## TASK DIRECTIONS
Identify and pull out each line of the entries in which "Singh" occurs.

(Stored data)
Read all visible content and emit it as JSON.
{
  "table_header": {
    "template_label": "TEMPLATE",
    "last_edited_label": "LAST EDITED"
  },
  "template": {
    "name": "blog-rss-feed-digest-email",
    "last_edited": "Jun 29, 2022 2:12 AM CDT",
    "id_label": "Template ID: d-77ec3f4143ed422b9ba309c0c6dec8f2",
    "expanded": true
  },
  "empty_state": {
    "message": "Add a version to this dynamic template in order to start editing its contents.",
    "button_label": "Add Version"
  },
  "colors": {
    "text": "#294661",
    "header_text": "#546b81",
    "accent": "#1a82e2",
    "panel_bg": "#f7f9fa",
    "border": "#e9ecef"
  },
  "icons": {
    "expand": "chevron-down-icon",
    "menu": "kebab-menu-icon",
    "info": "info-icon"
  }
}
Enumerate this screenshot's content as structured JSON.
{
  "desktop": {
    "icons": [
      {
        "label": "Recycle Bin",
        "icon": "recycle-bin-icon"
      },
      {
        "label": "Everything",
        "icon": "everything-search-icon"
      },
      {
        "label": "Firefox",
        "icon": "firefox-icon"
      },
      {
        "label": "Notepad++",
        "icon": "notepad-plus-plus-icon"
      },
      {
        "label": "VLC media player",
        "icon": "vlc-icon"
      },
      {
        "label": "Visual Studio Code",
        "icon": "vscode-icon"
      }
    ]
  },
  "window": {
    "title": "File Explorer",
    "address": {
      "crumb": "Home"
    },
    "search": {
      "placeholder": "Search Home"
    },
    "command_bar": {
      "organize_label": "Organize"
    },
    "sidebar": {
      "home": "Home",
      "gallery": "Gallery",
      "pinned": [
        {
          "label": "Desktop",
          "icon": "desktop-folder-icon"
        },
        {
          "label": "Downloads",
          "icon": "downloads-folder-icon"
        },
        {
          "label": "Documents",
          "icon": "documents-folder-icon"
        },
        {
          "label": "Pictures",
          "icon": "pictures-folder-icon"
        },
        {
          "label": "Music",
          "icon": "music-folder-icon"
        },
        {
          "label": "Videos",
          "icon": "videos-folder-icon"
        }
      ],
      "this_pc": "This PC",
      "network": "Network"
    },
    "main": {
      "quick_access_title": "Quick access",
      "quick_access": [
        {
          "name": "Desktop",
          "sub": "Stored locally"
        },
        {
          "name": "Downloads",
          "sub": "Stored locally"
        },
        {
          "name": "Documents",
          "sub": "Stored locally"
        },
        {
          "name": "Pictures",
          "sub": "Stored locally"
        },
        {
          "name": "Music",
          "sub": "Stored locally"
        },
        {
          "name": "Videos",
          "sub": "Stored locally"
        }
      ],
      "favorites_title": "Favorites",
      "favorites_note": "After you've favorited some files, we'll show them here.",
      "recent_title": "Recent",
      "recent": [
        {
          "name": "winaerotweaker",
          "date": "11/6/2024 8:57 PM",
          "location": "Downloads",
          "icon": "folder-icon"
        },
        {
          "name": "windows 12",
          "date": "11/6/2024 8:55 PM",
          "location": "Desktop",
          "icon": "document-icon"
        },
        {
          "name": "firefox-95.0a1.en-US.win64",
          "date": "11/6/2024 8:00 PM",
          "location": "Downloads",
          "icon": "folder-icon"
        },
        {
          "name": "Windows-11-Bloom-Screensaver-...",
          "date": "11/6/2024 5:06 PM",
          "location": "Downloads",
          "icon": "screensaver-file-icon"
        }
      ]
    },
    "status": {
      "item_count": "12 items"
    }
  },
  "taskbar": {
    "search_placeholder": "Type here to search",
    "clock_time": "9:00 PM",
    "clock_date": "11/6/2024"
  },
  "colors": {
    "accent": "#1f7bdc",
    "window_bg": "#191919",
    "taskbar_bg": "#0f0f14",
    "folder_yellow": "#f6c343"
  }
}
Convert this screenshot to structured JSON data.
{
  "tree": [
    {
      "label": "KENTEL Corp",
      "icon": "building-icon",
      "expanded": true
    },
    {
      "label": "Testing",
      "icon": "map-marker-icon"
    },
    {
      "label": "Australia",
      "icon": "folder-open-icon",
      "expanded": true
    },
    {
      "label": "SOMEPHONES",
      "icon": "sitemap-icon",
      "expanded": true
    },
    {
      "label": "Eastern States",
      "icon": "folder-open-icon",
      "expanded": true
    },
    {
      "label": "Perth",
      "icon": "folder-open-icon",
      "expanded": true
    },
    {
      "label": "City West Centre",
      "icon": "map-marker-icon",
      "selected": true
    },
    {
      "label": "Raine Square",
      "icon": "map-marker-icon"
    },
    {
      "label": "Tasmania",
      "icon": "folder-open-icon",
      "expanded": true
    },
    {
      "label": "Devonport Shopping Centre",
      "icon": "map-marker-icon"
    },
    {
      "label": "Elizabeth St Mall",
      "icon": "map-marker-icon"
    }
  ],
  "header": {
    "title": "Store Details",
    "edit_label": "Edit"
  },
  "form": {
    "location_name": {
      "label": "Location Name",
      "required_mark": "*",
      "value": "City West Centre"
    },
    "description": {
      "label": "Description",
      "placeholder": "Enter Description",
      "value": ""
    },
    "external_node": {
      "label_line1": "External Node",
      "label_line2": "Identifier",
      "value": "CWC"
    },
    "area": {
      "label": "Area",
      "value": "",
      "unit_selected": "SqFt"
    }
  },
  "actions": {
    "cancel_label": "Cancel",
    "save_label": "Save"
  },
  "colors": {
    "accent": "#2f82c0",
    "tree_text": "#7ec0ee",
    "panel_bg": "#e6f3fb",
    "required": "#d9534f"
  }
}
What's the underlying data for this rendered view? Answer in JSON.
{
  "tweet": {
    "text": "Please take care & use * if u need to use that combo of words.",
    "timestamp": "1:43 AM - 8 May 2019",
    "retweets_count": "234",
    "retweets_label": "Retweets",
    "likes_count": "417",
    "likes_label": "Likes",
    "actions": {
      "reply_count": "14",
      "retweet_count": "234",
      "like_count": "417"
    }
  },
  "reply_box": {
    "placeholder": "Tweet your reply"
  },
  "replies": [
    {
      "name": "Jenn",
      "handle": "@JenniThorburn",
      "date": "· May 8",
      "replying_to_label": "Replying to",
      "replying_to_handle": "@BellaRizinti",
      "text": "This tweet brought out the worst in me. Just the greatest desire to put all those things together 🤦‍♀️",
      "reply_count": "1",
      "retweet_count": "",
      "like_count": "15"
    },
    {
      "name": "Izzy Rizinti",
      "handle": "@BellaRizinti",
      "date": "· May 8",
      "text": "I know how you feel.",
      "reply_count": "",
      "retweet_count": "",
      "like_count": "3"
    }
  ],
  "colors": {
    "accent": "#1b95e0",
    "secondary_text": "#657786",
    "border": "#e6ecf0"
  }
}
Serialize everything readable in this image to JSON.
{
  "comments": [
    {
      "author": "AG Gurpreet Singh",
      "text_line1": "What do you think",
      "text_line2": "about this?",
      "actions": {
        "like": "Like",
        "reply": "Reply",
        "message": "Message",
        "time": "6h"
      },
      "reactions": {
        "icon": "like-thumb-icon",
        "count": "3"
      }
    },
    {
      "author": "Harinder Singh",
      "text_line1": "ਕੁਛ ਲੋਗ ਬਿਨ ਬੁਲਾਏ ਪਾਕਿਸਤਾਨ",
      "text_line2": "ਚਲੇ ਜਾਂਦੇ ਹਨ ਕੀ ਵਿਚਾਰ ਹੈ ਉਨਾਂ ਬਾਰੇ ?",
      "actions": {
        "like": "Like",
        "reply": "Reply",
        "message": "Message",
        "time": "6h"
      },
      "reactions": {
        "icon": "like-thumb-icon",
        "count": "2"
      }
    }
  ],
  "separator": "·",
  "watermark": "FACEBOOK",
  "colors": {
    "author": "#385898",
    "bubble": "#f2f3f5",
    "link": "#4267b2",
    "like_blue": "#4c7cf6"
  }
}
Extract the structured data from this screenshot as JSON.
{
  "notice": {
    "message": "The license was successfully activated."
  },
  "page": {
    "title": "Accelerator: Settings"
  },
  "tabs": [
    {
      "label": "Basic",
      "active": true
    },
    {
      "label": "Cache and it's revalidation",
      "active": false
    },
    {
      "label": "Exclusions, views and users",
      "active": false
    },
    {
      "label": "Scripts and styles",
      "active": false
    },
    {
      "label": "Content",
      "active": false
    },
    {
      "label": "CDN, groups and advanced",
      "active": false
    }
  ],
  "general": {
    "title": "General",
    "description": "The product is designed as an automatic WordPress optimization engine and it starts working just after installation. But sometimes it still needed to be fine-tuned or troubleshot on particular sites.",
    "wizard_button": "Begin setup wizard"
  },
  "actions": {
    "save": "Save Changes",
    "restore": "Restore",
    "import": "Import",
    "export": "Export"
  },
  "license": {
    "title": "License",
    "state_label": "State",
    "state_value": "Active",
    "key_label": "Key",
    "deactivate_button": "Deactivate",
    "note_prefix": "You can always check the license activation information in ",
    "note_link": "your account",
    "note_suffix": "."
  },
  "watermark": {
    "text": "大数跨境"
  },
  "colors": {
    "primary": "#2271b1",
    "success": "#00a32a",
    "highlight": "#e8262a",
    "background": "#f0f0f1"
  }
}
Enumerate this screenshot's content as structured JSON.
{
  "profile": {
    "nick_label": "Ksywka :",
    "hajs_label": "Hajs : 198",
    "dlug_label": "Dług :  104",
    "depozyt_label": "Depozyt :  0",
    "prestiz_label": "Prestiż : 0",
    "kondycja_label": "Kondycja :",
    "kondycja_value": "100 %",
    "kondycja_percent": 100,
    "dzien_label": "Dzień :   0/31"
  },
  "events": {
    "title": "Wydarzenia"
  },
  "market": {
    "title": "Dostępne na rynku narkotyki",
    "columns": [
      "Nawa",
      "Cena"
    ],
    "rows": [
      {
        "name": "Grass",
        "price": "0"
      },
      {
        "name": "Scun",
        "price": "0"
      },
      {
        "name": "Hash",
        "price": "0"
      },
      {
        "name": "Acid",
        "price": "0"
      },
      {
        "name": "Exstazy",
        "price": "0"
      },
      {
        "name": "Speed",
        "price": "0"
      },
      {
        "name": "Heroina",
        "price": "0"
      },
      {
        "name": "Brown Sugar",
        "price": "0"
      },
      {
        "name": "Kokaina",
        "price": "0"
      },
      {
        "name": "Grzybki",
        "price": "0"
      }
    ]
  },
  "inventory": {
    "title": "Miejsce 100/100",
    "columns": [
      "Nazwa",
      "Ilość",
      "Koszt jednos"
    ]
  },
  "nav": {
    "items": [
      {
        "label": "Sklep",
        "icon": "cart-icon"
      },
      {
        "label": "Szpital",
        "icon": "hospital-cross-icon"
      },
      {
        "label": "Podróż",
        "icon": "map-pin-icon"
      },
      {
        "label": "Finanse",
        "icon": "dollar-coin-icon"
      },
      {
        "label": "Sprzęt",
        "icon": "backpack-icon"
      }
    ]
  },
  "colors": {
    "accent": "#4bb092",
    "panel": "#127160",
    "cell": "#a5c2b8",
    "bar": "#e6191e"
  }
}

## WRITTEN RESPONSE
      "author": "AG Gurpreet Singh",
      "author": "Harinder Singh",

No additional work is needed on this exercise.